▶ **EXERCISE TASK**: Pull every line containing "this" out of the material below.

───── SUPPLIED INFORMATION ─────

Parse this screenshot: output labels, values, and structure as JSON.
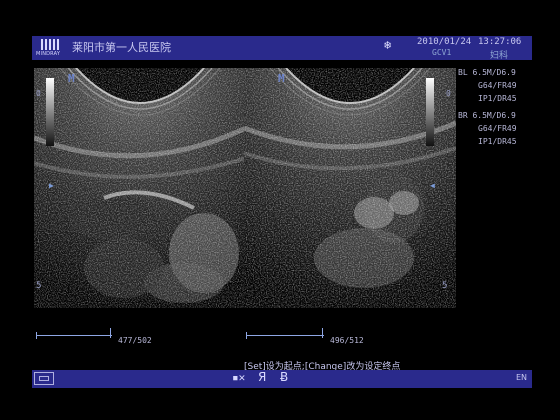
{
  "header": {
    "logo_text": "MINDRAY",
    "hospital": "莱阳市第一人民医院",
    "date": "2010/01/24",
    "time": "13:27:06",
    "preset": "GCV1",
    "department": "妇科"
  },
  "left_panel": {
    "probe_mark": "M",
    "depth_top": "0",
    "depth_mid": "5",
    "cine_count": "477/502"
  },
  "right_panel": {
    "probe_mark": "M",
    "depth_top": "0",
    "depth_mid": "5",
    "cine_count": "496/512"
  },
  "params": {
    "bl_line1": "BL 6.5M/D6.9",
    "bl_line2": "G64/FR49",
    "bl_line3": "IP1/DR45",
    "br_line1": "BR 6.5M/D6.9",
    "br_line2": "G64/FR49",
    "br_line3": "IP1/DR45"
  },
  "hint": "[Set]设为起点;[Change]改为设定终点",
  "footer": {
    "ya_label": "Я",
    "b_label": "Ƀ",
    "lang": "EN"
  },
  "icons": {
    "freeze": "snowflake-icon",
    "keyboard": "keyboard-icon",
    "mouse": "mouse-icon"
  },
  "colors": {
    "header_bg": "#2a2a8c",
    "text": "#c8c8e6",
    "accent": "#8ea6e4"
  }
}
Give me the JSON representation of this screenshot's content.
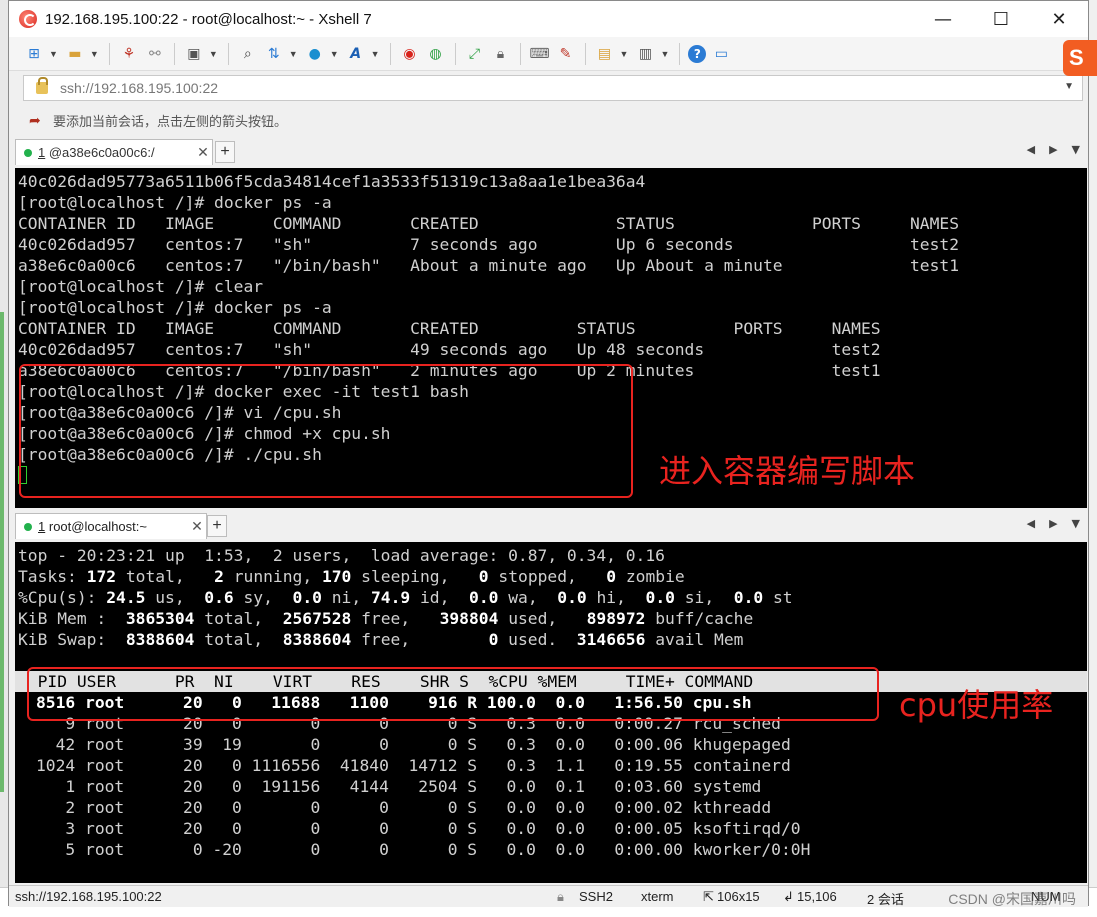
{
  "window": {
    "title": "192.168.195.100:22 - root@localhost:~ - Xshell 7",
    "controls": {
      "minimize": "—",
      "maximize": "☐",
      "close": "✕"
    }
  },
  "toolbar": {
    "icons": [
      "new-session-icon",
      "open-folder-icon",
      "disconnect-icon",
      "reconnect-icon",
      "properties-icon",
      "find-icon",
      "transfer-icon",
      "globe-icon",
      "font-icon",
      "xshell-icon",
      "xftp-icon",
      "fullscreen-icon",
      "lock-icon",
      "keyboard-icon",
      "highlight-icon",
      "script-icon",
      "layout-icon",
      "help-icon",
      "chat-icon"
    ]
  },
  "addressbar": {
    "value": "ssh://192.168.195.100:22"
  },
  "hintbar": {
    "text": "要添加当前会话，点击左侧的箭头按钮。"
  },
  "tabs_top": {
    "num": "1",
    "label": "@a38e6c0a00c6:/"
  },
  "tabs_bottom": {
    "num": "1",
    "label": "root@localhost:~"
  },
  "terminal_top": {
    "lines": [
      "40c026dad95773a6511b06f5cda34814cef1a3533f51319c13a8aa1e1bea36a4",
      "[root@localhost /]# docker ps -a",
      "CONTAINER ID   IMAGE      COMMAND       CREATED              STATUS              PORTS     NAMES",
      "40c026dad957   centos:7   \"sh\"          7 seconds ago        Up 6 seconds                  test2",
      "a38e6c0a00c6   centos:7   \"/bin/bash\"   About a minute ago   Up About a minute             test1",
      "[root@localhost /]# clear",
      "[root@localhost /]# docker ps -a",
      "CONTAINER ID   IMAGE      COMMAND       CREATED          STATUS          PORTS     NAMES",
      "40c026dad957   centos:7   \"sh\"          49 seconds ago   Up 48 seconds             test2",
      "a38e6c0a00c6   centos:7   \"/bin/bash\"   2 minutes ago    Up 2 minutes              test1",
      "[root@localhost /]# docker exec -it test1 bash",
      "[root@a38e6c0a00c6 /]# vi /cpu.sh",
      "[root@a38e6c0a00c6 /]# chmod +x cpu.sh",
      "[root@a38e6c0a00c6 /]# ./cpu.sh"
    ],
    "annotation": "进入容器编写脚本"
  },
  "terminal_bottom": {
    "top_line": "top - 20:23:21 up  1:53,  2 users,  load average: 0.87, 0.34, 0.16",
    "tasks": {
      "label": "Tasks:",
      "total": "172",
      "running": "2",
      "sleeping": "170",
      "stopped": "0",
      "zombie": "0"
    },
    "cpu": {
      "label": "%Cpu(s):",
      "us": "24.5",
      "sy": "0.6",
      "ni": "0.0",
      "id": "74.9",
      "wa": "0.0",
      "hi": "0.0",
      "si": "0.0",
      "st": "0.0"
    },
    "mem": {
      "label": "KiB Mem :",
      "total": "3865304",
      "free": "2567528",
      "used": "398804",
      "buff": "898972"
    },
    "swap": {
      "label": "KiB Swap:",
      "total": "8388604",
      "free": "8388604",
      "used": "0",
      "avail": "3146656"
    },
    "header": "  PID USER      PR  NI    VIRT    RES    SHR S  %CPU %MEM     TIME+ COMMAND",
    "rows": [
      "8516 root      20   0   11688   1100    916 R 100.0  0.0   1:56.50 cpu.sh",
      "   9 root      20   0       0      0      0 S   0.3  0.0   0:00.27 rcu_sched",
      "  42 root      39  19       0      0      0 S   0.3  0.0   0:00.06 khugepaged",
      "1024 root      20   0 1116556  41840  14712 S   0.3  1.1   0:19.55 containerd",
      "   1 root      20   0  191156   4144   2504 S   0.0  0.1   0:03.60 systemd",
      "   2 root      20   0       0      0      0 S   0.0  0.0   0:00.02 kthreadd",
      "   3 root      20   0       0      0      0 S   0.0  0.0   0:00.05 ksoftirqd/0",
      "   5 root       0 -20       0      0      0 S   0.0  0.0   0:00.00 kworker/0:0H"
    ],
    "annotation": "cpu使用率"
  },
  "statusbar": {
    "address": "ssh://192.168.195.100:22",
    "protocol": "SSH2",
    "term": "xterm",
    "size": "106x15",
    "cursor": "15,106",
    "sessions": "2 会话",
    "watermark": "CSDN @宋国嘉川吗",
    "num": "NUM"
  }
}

─────

▶ **EXPECTED ANSWER**:
Parse this screenshot: output labels, values, and structure as JSON.
Give me the JSON representation of this screenshot's content.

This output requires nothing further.